— START Data in this exercise —
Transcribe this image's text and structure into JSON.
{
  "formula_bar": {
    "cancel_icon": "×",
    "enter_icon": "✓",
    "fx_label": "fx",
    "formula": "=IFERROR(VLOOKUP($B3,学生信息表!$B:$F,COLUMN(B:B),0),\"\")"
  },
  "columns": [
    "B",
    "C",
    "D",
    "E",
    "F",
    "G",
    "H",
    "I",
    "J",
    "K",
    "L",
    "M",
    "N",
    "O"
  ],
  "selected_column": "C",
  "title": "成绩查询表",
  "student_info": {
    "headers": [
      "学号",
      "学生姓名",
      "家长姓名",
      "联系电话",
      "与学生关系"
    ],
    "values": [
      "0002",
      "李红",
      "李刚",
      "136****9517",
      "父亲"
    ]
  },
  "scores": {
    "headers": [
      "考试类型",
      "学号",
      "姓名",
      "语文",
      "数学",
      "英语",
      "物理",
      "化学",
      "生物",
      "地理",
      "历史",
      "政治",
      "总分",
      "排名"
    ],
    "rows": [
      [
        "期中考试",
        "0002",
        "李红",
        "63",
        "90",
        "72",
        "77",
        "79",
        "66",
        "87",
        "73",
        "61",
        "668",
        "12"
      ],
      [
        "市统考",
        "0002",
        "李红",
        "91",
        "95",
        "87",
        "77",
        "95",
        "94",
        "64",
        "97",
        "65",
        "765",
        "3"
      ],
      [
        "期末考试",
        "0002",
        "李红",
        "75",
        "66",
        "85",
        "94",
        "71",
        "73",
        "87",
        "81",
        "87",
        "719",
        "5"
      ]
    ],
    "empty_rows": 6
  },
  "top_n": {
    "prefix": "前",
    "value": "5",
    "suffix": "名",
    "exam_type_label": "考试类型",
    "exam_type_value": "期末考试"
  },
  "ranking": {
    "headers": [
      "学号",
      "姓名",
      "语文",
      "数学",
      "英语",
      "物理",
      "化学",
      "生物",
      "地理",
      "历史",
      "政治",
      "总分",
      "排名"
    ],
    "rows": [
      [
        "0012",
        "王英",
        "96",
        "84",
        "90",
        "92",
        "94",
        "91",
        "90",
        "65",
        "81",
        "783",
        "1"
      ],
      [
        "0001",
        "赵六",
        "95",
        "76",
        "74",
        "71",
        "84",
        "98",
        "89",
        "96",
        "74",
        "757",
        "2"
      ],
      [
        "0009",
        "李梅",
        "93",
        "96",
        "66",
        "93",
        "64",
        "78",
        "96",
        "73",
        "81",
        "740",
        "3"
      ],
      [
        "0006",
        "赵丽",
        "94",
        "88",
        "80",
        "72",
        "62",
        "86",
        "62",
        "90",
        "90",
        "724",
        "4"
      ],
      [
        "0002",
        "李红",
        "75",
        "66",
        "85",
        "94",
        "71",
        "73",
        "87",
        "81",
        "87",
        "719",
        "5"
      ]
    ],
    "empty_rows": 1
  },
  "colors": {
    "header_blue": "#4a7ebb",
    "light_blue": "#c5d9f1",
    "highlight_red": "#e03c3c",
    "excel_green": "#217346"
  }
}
— END Data in this exercise —
■ Do this:
Each line of the listing should be copied exactly.

■ Complete output:
Transcribe this image's text and structure into JSON.
{
  "formula_bar": {
    "cancel_icon": "×",
    "enter_icon": "✓",
    "fx_label": "fx",
    "formula": "=IFERROR(VLOOKUP($B3,学生信息表!$B:$F,COLUMN(B:B),0),\"\")"
  },
  "columns": [
    "B",
    "C",
    "D",
    "E",
    "F",
    "G",
    "H",
    "I",
    "J",
    "K",
    "L",
    "M",
    "N",
    "O"
  ],
  "selected_column": "C",
  "title": "成绩查询表",
  "student_info": {
    "headers": [
      "学号",
      "学生姓名",
      "家长姓名",
      "联系电话",
      "与学生关系"
    ],
    "values": [
      "0002",
      "李红",
      "李刚",
      "136****9517",
      "父亲"
    ]
  },
  "scores": {
    "headers": [
      "考试类型",
      "学号",
      "姓名",
      "语文",
      "数学",
      "英语",
      "物理",
      "化学",
      "生物",
      "地理",
      "历史",
      "政治",
      "总分",
      "排名"
    ],
    "rows": [
      [
        "期中考试",
        "0002",
        "李红",
        "63",
        "90",
        "72",
        "77",
        "79",
        "66",
        "87",
        "73",
        "61",
        "668",
        "12"
      ],
      [
        "市统考",
        "0002",
        "李红",
        "91",
        "95",
        "87",
        "77",
        "95",
        "94",
        "64",
        "97",
        "65",
        "765",
        "3"
      ],
      [
        "期末考试",
        "0002",
        "李红",
        "75",
        "66",
        "85",
        "94",
        "71",
        "73",
        "87",
        "81",
        "87",
        "719",
        "5"
      ]
    ],
    "empty_rows": 6
  },
  "top_n": {
    "prefix": "前",
    "value": "5",
    "suffix": "名",
    "exam_type_label": "考试类型",
    "exam_type_value": "期末考试"
  },
  "ranking": {
    "headers": [
      "学号",
      "姓名",
      "语文",
      "数学",
      "英语",
      "物理",
      "化学",
      "生物",
      "地理",
      "历史",
      "政治",
      "总分",
      "排名"
    ],
    "rows": [
      [
        "0012",
        "王英",
        "96",
        "84",
        "90",
        "92",
        "94",
        "91",
        "90",
        "65",
        "81",
        "783",
        "1"
      ],
      [
        "0001",
        "赵六",
        "95",
        "76",
        "74",
        "71",
        "84",
        "98",
        "89",
        "96",
        "74",
        "757",
        "2"
      ],
      [
        "0009",
        "李梅",
        "93",
        "96",
        "66",
        "93",
        "64",
        "78",
        "96",
        "73",
        "81",
        "740",
        "3"
      ],
      [
        "0006",
        "赵丽",
        "94",
        "88",
        "80",
        "72",
        "62",
        "86",
        "62",
        "90",
        "90",
        "724",
        "4"
      ],
      [
        "0002",
        "李红",
        "75",
        "66",
        "85",
        "94",
        "71",
        "73",
        "87",
        "81",
        "87",
        "719",
        "5"
      ]
    ],
    "empty_rows": 1
  },
  "colors": {
    "header_blue": "#4a7ebb",
    "light_blue": "#c5d9f1",
    "highlight_red": "#e03c3c",
    "excel_green": "#217346"
  }
}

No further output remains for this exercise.